╭─ RECORDS FOR THE TASK
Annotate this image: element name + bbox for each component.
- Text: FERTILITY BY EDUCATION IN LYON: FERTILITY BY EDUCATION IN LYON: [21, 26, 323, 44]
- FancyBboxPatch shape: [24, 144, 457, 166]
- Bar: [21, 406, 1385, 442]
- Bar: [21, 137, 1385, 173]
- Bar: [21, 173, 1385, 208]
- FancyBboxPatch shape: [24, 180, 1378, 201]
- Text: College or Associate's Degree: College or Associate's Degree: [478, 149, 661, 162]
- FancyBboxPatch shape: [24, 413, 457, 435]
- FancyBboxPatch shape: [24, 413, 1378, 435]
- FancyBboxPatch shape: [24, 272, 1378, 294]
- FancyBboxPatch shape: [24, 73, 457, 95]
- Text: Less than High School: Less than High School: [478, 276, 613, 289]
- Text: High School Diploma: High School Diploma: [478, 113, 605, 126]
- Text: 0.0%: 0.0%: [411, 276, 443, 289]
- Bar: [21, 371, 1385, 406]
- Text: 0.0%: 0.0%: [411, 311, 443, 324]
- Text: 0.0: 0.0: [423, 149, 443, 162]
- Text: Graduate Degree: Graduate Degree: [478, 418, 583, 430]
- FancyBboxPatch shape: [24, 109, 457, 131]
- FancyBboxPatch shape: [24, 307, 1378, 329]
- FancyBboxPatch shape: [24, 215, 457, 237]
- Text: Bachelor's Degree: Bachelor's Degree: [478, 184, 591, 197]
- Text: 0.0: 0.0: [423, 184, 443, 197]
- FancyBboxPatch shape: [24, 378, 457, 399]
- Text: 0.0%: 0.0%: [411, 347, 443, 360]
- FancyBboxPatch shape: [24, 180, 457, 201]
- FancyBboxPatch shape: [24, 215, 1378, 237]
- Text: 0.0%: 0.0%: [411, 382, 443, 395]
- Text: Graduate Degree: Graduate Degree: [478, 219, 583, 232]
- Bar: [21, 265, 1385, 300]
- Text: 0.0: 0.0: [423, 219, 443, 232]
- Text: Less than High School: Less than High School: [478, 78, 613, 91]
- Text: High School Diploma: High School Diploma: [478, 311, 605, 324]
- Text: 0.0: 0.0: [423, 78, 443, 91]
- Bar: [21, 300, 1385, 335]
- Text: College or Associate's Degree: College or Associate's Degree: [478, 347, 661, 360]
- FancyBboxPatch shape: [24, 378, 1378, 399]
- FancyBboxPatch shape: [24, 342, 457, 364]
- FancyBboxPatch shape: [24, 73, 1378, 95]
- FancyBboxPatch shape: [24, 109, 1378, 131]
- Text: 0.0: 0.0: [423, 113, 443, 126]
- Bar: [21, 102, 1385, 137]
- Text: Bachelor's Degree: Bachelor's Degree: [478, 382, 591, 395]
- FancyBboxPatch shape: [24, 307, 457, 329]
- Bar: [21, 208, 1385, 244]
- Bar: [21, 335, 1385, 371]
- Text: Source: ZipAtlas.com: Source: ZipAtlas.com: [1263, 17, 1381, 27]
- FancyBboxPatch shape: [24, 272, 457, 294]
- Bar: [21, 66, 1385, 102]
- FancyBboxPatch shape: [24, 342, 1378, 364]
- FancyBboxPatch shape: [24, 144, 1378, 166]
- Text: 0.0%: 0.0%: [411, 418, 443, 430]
╰─
▶ **WORK TO COMPLETE**: Update the records above so that every "FancyBboxPatch shape" reads "Rounded box", and change nothing else.

▶ **PROBLEM SOLUTION**:
Annotate this image: element name + bbox for each component.
- Text: FERTILITY BY EDUCATION IN LYON: FERTILITY BY EDUCATION IN LYON: [21, 26, 323, 44]
- Rounded box: [24, 144, 457, 166]
- Bar: [21, 406, 1385, 442]
- Bar: [21, 137, 1385, 173]
- Bar: [21, 173, 1385, 208]
- Rounded box: [24, 180, 1378, 201]
- Text: College or Associate's Degree: College or Associate's Degree: [478, 149, 661, 162]
- Rounded box: [24, 413, 457, 435]
- Rounded box: [24, 413, 1378, 435]
- Rounded box: [24, 272, 1378, 294]
- Rounded box: [24, 73, 457, 95]
- Text: Less than High School: Less than High School: [478, 276, 613, 289]
- Text: High School Diploma: High School Diploma: [478, 113, 605, 126]
- Text: 0.0%: 0.0%: [411, 276, 443, 289]
- Bar: [21, 371, 1385, 406]
- Text: 0.0%: 0.0%: [411, 311, 443, 324]
- Text: 0.0: 0.0: [423, 149, 443, 162]
- Text: Graduate Degree: Graduate Degree: [478, 418, 583, 430]
- Rounded box: [24, 109, 457, 131]
- Rounded box: [24, 307, 1378, 329]
- Rounded box: [24, 215, 457, 237]
- Text: Bachelor's Degree: Bachelor's Degree: [478, 184, 591, 197]
- Text: 0.0: 0.0: [423, 184, 443, 197]
- Rounded box: [24, 378, 457, 399]
- Text: 0.0%: 0.0%: [411, 347, 443, 360]
- Rounded box: [24, 180, 457, 201]
- Rounded box: [24, 215, 1378, 237]
- Text: 0.0%: 0.0%: [411, 382, 443, 395]
- Text: Graduate Degree: Graduate Degree: [478, 219, 583, 232]
- Bar: [21, 265, 1385, 300]
- Text: 0.0: 0.0: [423, 219, 443, 232]
- Text: Less than High School: Less than High School: [478, 78, 613, 91]
- Text: High School Diploma: High School Diploma: [478, 311, 605, 324]
- Text: 0.0: 0.0: [423, 78, 443, 91]
- Bar: [21, 300, 1385, 335]
- Text: College or Associate's Degree: College or Associate's Degree: [478, 347, 661, 360]
- Rounded box: [24, 378, 1378, 399]
- Rounded box: [24, 342, 457, 364]
- Rounded box: [24, 73, 1378, 95]
- Rounded box: [24, 109, 1378, 131]
- Text: 0.0: 0.0: [423, 113, 443, 126]
- Bar: [21, 102, 1385, 137]
- Text: Bachelor's Degree: Bachelor's Degree: [478, 382, 591, 395]
- Rounded box: [24, 307, 457, 329]
- Bar: [21, 208, 1385, 244]
- Bar: [21, 335, 1385, 371]
- Text: Source: ZipAtlas.com: Source: ZipAtlas.com: [1263, 17, 1381, 27]
- Rounded box: [24, 272, 457, 294]
- Bar: [21, 66, 1385, 102]
- Rounded box: [24, 342, 1378, 364]
- Rounded box: [24, 144, 1378, 166]
- Text: 0.0%: 0.0%: [411, 418, 443, 430]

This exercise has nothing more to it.